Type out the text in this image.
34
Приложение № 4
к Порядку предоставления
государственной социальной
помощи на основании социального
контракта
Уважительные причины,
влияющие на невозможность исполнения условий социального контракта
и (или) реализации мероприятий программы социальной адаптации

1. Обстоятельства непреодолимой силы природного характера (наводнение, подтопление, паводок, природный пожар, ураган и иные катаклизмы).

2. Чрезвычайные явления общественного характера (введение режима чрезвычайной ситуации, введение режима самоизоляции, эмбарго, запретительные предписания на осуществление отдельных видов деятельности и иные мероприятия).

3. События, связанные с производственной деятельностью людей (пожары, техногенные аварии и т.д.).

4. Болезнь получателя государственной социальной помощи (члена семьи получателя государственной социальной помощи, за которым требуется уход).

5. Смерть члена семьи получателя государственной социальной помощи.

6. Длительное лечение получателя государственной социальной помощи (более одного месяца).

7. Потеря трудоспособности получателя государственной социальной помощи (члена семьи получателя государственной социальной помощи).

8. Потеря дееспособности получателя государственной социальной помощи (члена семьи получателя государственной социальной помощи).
========
Report how many lines of the records above contain the word "получателя", and give only that number.

● **Finished task**: 5